Direction:
Lines holding the string "ffffff" are the ones to copy from this listing.

•••

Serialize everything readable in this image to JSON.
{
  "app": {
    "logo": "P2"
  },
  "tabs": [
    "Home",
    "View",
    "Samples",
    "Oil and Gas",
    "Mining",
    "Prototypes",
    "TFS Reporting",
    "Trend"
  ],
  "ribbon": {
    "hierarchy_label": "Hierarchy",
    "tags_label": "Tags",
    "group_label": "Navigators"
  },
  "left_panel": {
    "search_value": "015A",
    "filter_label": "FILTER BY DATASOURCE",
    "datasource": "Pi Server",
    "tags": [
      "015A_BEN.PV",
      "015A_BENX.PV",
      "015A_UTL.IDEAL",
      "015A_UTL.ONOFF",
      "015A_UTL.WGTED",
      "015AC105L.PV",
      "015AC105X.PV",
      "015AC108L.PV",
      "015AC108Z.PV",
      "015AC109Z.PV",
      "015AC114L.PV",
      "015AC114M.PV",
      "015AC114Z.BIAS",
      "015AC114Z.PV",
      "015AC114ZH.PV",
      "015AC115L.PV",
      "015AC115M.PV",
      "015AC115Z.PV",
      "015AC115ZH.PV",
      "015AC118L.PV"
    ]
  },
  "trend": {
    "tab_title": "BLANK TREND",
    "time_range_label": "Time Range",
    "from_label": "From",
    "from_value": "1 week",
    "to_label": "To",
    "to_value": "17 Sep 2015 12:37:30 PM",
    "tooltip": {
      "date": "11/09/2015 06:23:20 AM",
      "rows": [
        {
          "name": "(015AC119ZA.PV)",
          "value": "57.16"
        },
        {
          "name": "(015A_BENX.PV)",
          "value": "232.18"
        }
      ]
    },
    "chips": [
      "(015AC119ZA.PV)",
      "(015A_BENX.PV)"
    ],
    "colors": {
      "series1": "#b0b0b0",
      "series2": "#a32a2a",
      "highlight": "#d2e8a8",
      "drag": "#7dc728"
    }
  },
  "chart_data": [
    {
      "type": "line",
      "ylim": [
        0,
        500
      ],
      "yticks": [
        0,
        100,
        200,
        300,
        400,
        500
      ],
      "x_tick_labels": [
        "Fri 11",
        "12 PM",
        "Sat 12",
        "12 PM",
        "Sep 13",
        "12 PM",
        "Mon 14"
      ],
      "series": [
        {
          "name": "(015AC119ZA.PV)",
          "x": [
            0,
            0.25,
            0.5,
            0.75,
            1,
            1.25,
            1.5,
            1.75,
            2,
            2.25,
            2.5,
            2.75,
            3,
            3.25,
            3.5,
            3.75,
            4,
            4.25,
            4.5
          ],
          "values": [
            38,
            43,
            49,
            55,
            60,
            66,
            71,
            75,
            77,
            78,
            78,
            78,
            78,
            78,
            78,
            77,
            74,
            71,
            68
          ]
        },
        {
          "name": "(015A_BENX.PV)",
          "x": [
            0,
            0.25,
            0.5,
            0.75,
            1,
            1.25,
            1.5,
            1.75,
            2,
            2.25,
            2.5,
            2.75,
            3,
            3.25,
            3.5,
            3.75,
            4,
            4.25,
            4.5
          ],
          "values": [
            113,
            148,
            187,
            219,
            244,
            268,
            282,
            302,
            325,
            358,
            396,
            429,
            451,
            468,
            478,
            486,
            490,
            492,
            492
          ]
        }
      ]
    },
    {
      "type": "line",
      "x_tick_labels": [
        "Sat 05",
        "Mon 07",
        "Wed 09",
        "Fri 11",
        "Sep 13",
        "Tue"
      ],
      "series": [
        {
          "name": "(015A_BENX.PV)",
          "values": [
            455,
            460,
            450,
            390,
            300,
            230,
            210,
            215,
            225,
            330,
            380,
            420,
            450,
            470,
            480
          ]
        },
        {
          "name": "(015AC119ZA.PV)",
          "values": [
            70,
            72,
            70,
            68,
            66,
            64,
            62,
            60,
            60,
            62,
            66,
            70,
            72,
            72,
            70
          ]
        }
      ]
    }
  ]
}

•••

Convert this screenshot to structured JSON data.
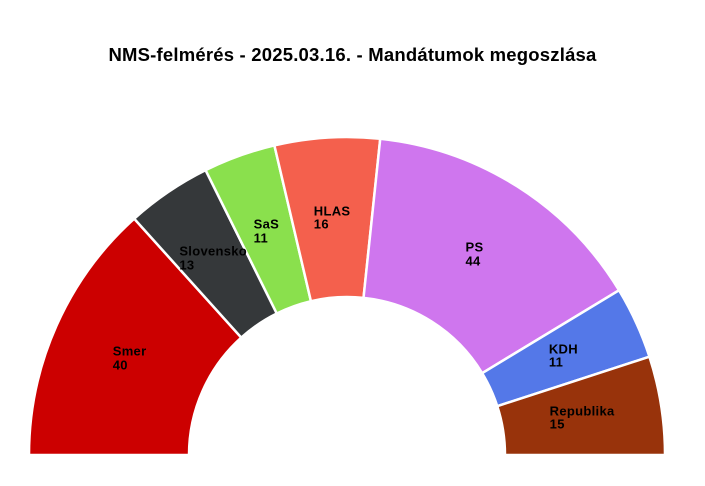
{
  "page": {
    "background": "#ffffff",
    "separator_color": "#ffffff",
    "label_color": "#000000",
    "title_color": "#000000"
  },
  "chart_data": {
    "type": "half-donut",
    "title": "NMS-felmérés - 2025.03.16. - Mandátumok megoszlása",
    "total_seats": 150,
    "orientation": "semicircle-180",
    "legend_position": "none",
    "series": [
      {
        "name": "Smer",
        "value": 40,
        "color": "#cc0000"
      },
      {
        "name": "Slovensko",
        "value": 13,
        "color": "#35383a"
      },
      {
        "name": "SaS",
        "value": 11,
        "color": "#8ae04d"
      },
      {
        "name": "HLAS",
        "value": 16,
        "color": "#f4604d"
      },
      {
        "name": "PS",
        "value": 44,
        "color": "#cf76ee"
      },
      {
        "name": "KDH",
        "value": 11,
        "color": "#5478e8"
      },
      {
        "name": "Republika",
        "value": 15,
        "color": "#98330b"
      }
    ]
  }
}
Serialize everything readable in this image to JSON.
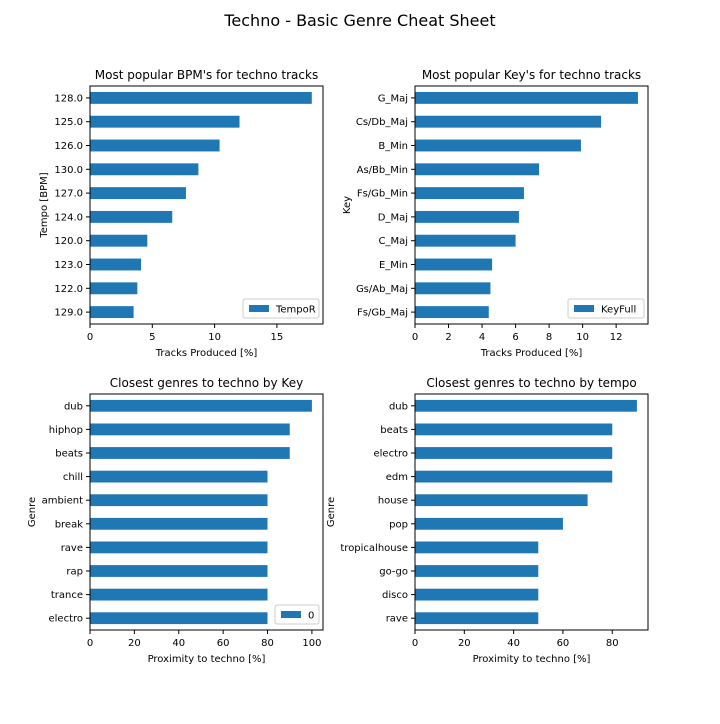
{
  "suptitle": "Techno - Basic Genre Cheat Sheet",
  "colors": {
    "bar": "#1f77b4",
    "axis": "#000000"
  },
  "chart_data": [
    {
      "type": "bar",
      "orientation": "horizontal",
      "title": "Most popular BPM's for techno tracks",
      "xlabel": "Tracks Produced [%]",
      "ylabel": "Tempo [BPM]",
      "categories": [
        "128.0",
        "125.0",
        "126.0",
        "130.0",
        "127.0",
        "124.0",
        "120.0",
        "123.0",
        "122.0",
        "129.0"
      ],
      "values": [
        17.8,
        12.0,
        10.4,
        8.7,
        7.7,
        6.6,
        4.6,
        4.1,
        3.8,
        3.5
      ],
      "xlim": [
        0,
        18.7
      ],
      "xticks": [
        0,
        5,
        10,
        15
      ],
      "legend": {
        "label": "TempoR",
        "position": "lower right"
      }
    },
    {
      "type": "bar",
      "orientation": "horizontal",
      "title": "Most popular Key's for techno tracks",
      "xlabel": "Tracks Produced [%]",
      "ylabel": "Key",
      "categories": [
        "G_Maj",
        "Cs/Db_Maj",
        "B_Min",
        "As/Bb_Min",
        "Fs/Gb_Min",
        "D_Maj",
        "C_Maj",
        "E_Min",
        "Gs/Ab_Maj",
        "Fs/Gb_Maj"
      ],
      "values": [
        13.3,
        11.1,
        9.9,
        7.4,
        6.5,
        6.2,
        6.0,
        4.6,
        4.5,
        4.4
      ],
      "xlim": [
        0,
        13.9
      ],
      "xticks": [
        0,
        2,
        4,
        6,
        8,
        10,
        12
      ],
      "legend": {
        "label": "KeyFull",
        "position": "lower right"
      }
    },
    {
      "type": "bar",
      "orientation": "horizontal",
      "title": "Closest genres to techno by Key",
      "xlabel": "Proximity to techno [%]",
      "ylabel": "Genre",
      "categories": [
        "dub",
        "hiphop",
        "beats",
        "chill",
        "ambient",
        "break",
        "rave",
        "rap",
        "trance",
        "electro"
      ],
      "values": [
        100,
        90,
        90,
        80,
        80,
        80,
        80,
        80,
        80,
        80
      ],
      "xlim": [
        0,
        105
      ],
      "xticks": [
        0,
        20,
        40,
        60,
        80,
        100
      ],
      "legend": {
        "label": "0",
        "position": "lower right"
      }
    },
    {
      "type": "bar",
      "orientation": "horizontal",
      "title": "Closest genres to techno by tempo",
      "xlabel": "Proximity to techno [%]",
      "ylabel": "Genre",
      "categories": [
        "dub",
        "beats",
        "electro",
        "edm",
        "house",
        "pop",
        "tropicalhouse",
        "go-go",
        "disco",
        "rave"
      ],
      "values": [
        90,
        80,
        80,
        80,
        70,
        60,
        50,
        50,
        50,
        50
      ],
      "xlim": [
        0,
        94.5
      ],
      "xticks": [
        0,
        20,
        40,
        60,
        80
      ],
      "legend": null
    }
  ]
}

•••

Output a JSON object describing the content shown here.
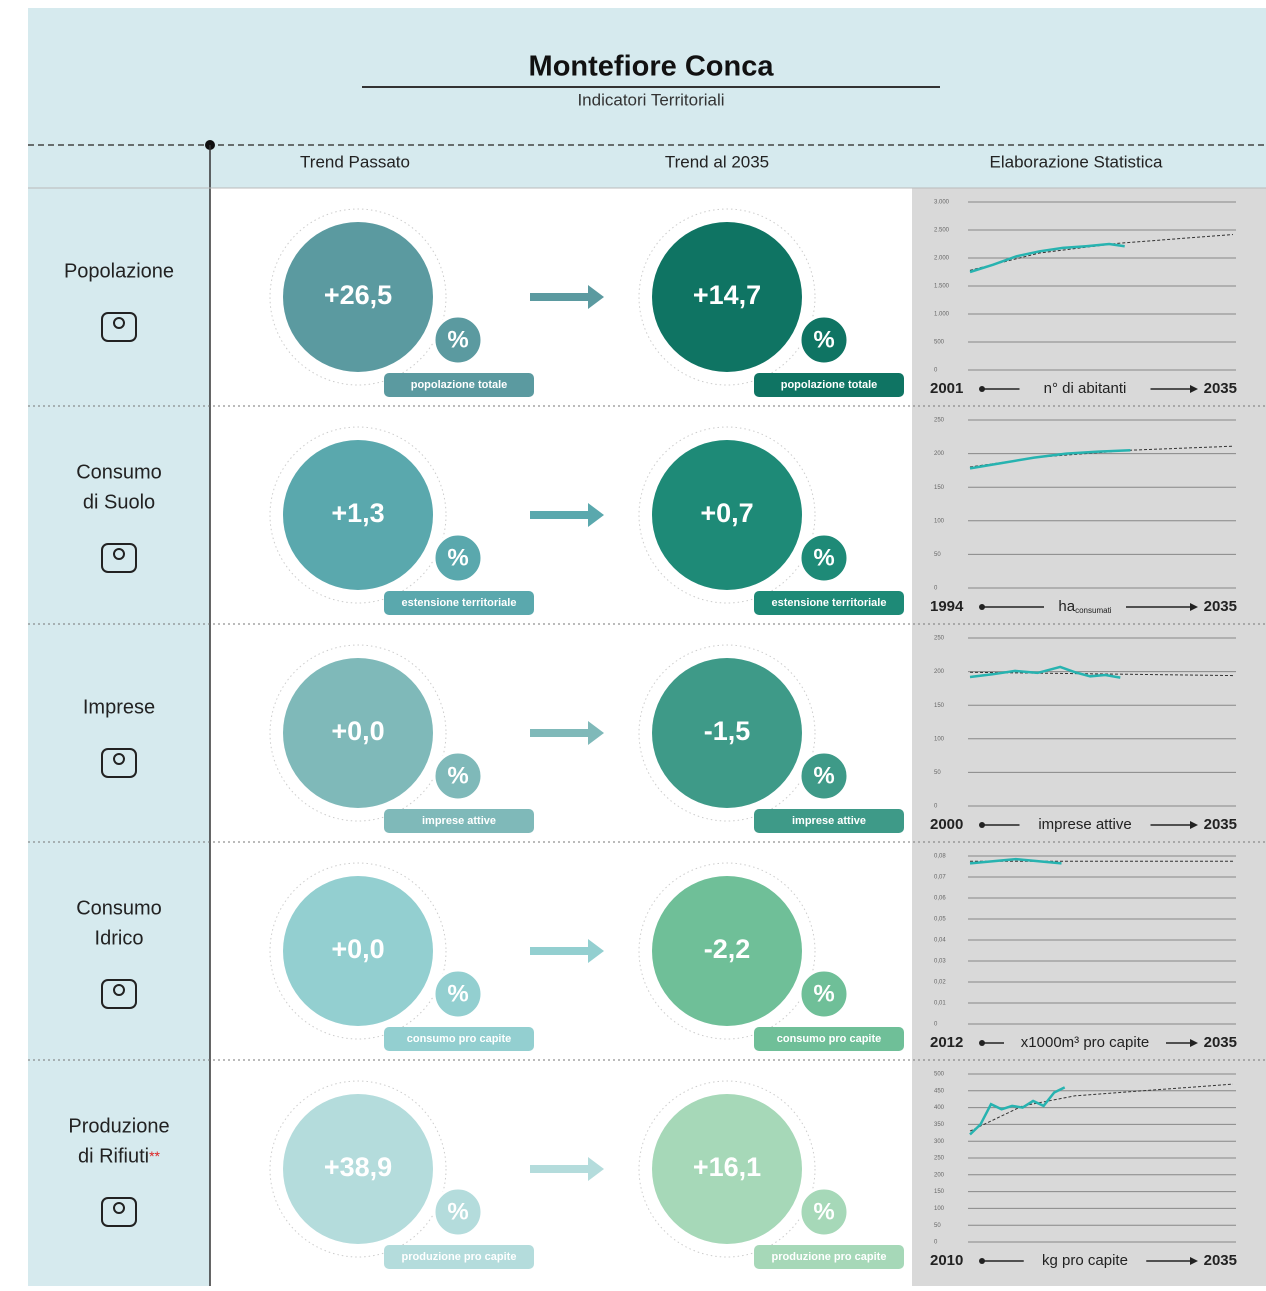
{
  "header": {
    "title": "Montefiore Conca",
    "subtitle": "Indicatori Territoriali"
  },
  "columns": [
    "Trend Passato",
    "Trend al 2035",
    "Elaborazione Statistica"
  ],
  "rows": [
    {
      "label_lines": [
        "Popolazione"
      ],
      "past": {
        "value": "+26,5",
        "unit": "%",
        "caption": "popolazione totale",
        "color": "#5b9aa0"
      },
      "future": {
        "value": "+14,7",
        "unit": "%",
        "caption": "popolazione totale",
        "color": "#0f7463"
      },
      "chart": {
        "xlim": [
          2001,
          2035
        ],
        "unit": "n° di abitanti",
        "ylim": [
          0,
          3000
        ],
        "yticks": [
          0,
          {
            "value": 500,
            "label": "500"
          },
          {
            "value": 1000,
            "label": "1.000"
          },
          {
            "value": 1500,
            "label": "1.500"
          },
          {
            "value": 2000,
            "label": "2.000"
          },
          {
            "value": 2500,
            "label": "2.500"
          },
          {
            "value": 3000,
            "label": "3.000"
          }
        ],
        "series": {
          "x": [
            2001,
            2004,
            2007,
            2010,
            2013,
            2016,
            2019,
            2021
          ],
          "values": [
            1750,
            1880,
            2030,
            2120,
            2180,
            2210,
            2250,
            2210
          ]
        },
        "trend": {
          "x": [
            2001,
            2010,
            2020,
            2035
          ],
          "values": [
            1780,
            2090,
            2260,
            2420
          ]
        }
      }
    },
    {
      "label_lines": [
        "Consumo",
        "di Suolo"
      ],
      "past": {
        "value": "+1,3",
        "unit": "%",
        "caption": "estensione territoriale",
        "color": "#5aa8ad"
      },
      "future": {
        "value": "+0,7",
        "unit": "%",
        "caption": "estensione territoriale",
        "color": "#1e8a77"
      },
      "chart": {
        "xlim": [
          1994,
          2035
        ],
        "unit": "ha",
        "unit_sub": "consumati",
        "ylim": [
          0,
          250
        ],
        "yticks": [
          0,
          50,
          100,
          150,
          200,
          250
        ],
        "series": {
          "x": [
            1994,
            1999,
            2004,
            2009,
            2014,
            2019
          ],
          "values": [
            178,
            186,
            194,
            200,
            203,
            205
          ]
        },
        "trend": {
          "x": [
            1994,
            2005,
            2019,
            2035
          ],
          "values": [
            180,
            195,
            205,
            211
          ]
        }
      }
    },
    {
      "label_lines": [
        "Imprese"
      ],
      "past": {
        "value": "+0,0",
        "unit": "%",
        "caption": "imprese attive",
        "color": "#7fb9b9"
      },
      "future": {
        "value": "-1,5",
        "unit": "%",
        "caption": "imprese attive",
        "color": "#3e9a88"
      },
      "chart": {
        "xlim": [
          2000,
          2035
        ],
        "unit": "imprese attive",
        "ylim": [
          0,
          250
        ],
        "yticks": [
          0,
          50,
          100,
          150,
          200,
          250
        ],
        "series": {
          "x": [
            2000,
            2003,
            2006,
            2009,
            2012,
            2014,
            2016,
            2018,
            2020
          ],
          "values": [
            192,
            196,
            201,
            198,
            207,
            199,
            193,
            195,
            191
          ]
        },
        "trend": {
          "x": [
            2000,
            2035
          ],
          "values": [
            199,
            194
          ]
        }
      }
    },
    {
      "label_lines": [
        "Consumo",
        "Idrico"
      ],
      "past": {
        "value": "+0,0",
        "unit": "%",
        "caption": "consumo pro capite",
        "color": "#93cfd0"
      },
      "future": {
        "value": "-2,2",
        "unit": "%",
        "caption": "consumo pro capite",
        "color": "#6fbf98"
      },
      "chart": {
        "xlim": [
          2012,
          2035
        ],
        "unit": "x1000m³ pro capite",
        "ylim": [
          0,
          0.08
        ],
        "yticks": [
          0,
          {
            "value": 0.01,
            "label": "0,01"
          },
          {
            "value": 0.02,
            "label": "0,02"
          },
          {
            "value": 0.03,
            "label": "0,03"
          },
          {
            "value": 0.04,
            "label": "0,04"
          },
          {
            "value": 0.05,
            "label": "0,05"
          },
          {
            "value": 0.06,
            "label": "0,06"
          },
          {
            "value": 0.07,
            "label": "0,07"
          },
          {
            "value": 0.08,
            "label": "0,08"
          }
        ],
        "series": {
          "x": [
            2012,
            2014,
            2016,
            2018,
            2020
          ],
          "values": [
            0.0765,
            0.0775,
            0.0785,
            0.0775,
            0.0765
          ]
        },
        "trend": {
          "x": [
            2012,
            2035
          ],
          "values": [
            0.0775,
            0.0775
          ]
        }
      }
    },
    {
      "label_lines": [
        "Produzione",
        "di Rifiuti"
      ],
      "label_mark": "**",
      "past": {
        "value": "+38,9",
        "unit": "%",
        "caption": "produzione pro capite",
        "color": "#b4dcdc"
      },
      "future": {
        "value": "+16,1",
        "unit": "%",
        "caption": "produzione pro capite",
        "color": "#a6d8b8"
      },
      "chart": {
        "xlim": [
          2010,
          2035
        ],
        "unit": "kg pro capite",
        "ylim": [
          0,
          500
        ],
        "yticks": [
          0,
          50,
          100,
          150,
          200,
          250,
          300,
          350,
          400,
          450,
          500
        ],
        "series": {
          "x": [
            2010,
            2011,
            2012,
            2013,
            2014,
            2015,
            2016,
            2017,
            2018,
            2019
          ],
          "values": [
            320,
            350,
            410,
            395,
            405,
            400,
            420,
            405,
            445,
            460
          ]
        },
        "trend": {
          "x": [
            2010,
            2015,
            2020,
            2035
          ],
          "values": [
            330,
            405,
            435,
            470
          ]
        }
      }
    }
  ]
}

•••

Task answer:
    "background": "#ffffff",
    "separator_color": "#ffffff",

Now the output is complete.